Records from a data collection:
★ ★ ★
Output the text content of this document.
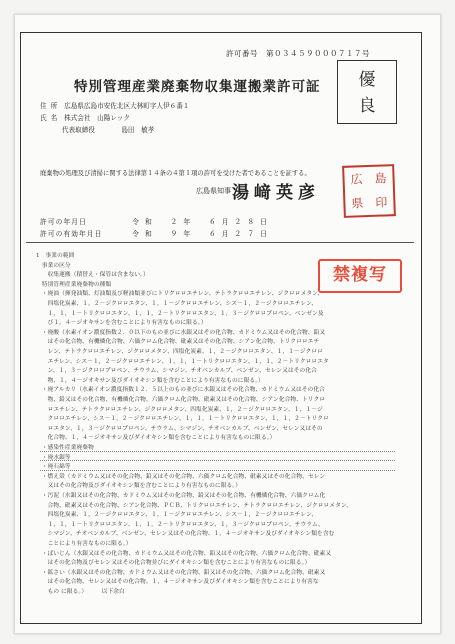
許可番号　第０３４５９０００７１７号
特別管理産業廃棄物収集運搬業許可証	優
良
住所 広島県広島市安佐北区大林町字人伊６番１
氏名 株式会社　山陽レック
代表取締役　　　　島田　敏孝
廃棄物の処理及び清掃に関する法律第１４条の４第１項の許可を受けた者であることを証する。
広島県知事 湯﨑英彦
広 島
県 印
許可の年月日	令和　２年　６月２８日
許可の有効年月日	令和　９年　６月２７日
禁複写
1　事業の範囲
　事業の区分
　　収集運搬（積替え・保管は含まない。）
　特別管理産業廃棄物の種類
　・廃油（揮発油類、灯油類及び軽油類並びにトリクロロエチレン、テトラクロロエチレン、ジクロロメタン、
　　四塩化炭素、１，２－ジクロロエタン、１，１－ジクロロエチレン、シス－１，２－ジクロロエチレン、
　　１，１，１－トリクロロエタン、１，１，２－トリクロロエタン、１，３－ジクロロプロペン、ベンゼン及
　　び１，４－ジオキサンを含むことにより有害なものに限る。）
　・廃酸（水素イオン濃度指数２．０以下のもの並びに水銀又はその化合物、カドミウム又はその化合物、鉛又
　　はその化合物、有機燐化合物、六価クロム化合物、砒素又はその化合物、シアン化合物、トリクロロエチ
　　レン、テトラクロロエチレン、ジクロロメタン、四塩化炭素、１，２－ジクロロエタン、１，１－ジクロロ
　　エチレン、シス－１，２－ジクロロエチレン、１，１，１－トリクロロエタン、１，１，２－トリクロロエタ
　　ン、１，３－ジクロロプロペン、チウラム、シマジン、チオベンカルブ、ベンゼン、セレン又はその化合
　　物、１，４－ジオキサン及びダイオキシン類を含むことにより有害なものに限る。）
　・廃アルカリ（水素イオン濃度指数１２．５以上のもの並びに水銀又はその化合物、カドミウム又はその化合
　　物、鉛又はその化合物、有機燐化合物、六価クロム化合物、砒素又はその化合物、シアン化合物、トリクロ
　　ロエチレン、テトラクロロエチレン、ジクロロメタン、四塩化炭素、１，２－ジクロロエタン、１，１－ジ
　　クロロエチレン、シス－１，２－ジクロロエチレン、１，１，１－トリクロロエタン、１，１，２－トリクロ
　　ロエタン、１，３－ジクロロプロペン、チウラム、シマジン、チオベンカルブ、ベンゼン、セレン又はその
　　化合物、１，４－ジオキサン及びダイオキシン類を含むことにより有害なものに限る。）
　・感染性産業廃棄物
　・廃水銀等
　・廃石綿等
　・燃え殻（カドミウム又はその化合物、鉛又はその化合物、六価クロム化合物、砒素又はその化合物、セレン
　　又はその化合物及びダイオキシン類を含むことにより有害なものに限る。）
　・汚泥（水銀又はその化合物、カドミウム又はその化合物、鉛又はその化合物、有機燐化合物、六価クロム化
　　合物、砒素又はその化合物、シアン化合物、ＰＣＢ、トリクロロエチレン、テトラクロロエチレン、ジクロロメタン、
　　四塩化炭素、１，２－ジクロロエタン、１，１－ジクロロエチレン、シス－１，２－ジクロロエチレン、
　　１，１，１－トリクロロエタン、１，１，２－トリクロロエタン、１，３－ジクロロプロペン、チウラム、
　　シマジン、チオベンカルブ、ベンゼン、セレン又はその化合物、１，４－ジオキサン及びダイオキシン類を含む
　　ことにより有害なものに限る。）
　・ばいじん（水銀又はその化合物、カドミウム又はその化合物、鉛又はその化合物、六価クロム化合物、砒素又
　　はその化合物及びセレン又はその化合物並びにダイオキシン類を含むことにより有害なものに限る。）
　・鉱さい（水銀又はその化合物、カドミウム又はその化合物、鉛又はその化合物、六価クロム化合物、砒素又
　　はその化合物、セレン又はその化合物、１，４－ジオキサン及びダイオキシン類を含むことにより有害な
　　もの に限る。）　　　以下余白
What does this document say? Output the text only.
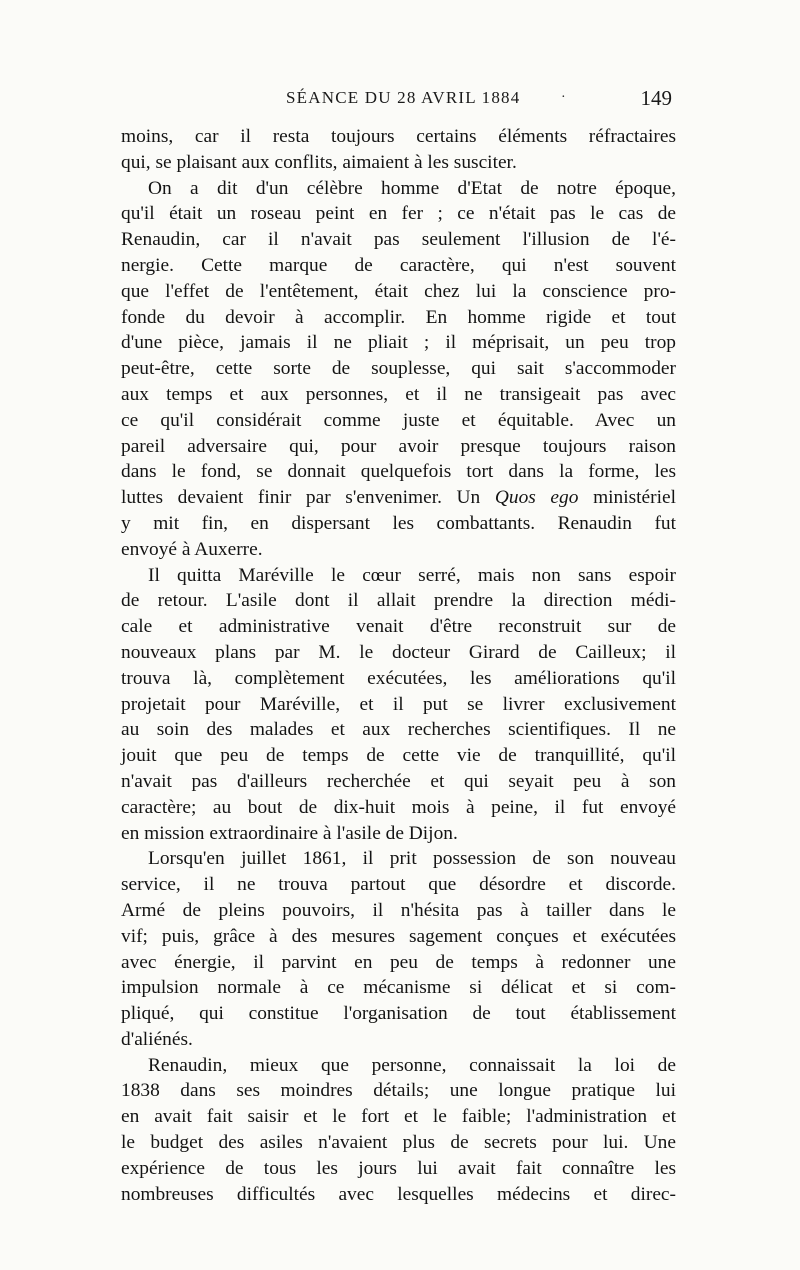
SÉANCE DU 28 AVRIL 1884	·	149
moins, car il resta toujours certains éléments réfractaires
qui, se plaisant aux conflits, aimaient à les susciter.
On a dit d'un célèbre homme d'Etat de notre époque,
qu'il était un roseau peint en fer ; ce n'était pas le cas de
Renaudin, car il n'avait pas seulement l'illusion de l'é-
nergie. Cette marque de caractère, qui n'est souvent
que l'effet de l'entêtement, était chez lui la conscience pro-
fonde du devoir à accomplir. En homme rigide et tout
d'une pièce, jamais il ne pliait ; il méprisait, un peu trop
peut-être, cette sorte de souplesse, qui sait s'accommoder
aux temps et aux personnes, et il ne transigeait pas avec
ce qu'il considérait comme juste et équitable. Avec un
pareil adversaire qui, pour avoir presque toujours raison
dans le fond, se donnait quelquefois tort dans la forme, les
luttes devaient finir par s'envenimer. Un Quos ego ministériel
y mit fin, en dispersant les combattants. Renaudin fut
envoyé à Auxerre.
Il quitta Maréville le cœur serré, mais non sans espoir
de retour. L'asile dont il allait prendre la direction médi-
cale et administrative venait d'être reconstruit sur de
nouveaux plans par M. le docteur Girard de Cailleux; il
trouva là, complètement exécutées, les améliorations qu'il
projetait pour Maréville, et il put se livrer exclusivement
au soin des malades et aux recherches scientifiques. Il ne
jouit que peu de temps de cette vie de tranquillité, qu'il
n'avait pas d'ailleurs recherchée et qui seyait peu à son
caractère; au bout de dix-huit mois à peine, il fut envoyé
en mission extraordinaire à l'asile de Dijon.
Lorsqu'en juillet 1861, il prit possession de son nouveau
service, il ne trouva partout que désordre et discorde.
Armé de pleins pouvoirs, il n'hésita pas à tailler dans le
vif; puis, grâce à des mesures sagement conçues et exécutées
avec énergie, il parvint en peu de temps à redonner une
impulsion normale à ce mécanisme si délicat et si com-
pliqué, qui constitue l'organisation de tout établissement
d'aliénés.
Renaudin, mieux que personne, connaissait la loi de
1838 dans ses moindres détails; une longue pratique lui
en avait fait saisir et le fort et le faible; l'administration et
le budget des asiles n'avaient plus de secrets pour lui. Une
expérience de tous les jours lui avait fait connaître les
nombreuses difficultés avec lesquelles médecins et direc-
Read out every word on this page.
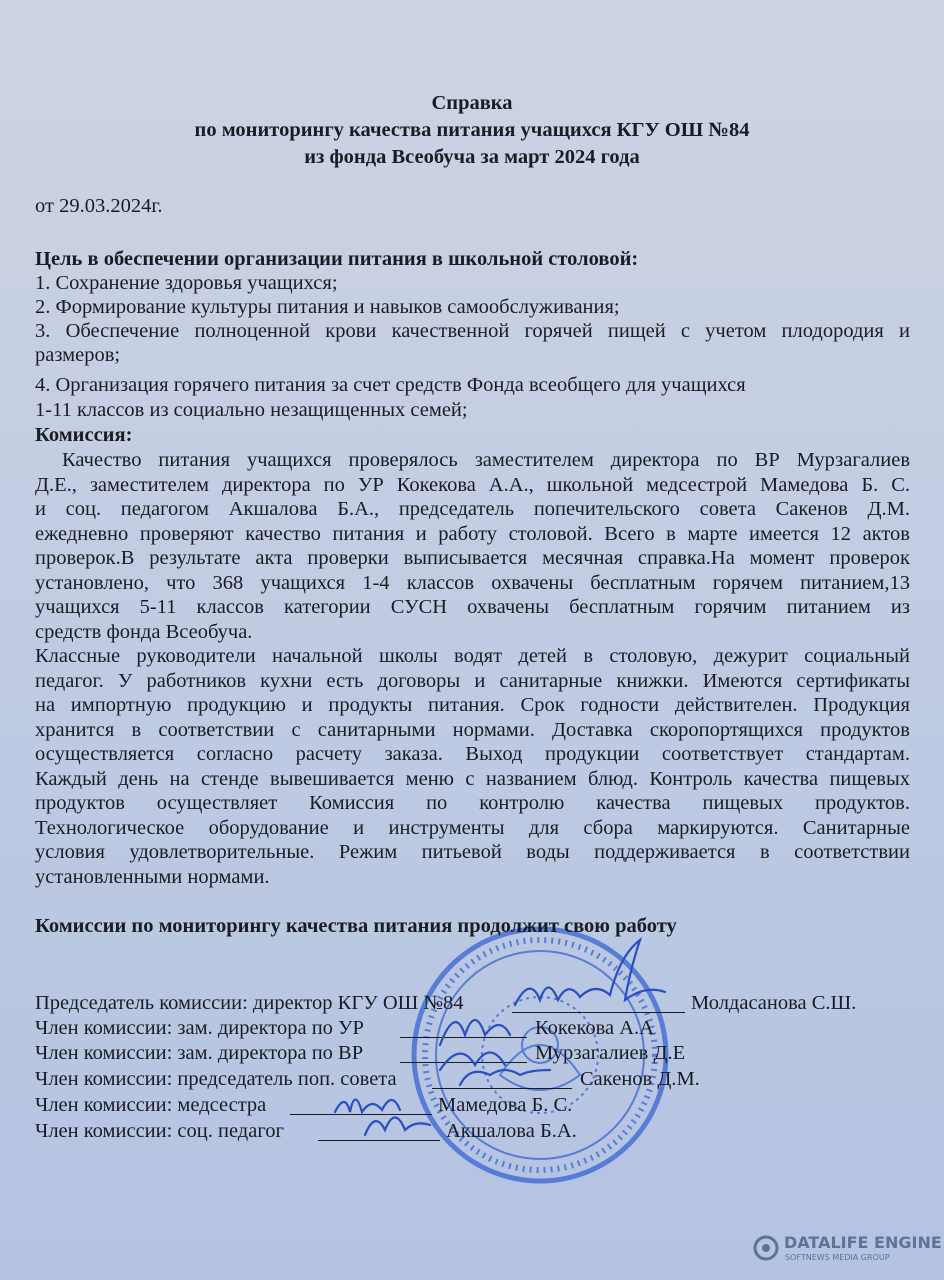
Справка
по мониторингу качества питания учащихся КГУ ОШ №84
из фонда Всеобуча за март 2024 года
от 29.03.2024г.
Цель в обеспечении организации питания в школьной столовой:
1. Сохранение здоровья учащихся;
2. Формирование культуры питания и навыков самообслуживания;
3. Обеспечение полноценной крови качественной горячей пищей с учетом плодородия и
размеров;
4. Организация горячего питания за счет средств Фонда всеобщего для учащихся
1-11 классов из социально незащищенных семей;
Комиссия:
Качество питания учащихся проверялось заместителем директора по ВР Мурзагалиев
Д.Е., заместителем директора по УР Кокекова А.А., школьной медсестрой Мамедова Б. С.
и соц. педагогом Акшалова Б.А., председатель попечительского совета Сакенов Д.М.
ежедневно проверяют качество питания и работу столовой. Всего в марте имеется 12 актов
проверок.В результате акта проверки выписывается месячная справка.На момент проверок
установлено, что 368 учащихся 1-4 классов охвачены бесплатным горячем питанием,13
учащихся 5-11 классов категории СУСН охвачены бесплатным горячим питанием из
средств фонда Всеобуча.
Классные руководители начальной школы водят детей в столовую, дежурит социальный
педагог. У работников кухни есть договоры и санитарные книжки. Имеются сертификаты
на импортную продукцию и продукты питания. Срок годности действителен. Продукция
хранится в соответствии с санитарными нормами. Доставка скоропортящихся продуктов
осуществляется согласно расчету заказа. Выход продукции соответствует стандартам.
Каждый день на стенде вывешивается меню с названием блюд. Контроль качества пищевых
продуктов осуществляет Комиссия по контролю качества пищевых продуктов.
Технологическое оборудование и инструменты для сбора маркируются. Санитарные
условия удовлетворительные. Режим питьевой воды поддерживается в соответствии
установленными нормами.
Комиссии по мониторингу качества питания продолжит свою работу
Председатель комиссии: директор КГУ ОШ №84	Молдасанова С.Ш.
Член комиссии: зам. директора по УР	Кокекова А.А
Член комиссии: зам. директора по ВР	Мурзагалиев Д.Е
Член комиссии: председатель поп. совета	Сакенов Д.М.
Член комиссии: медсестра	Мамедова Б. С.
Член комиссии: соц. педагог	Акшалова Б.А.
DATALIFE ENGINE
SOFTNEWS MEDIA GROUP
★ ★ ★
▶ What you should do: Write down every line of the data above that includes the string "продуктов".

▶ Solved exercise:
хранится в соответствии с санитарными нормами. Доставка скоропортящихся продуктов
продуктов осуществляет Комиссия по контролю качества пищевых продуктов.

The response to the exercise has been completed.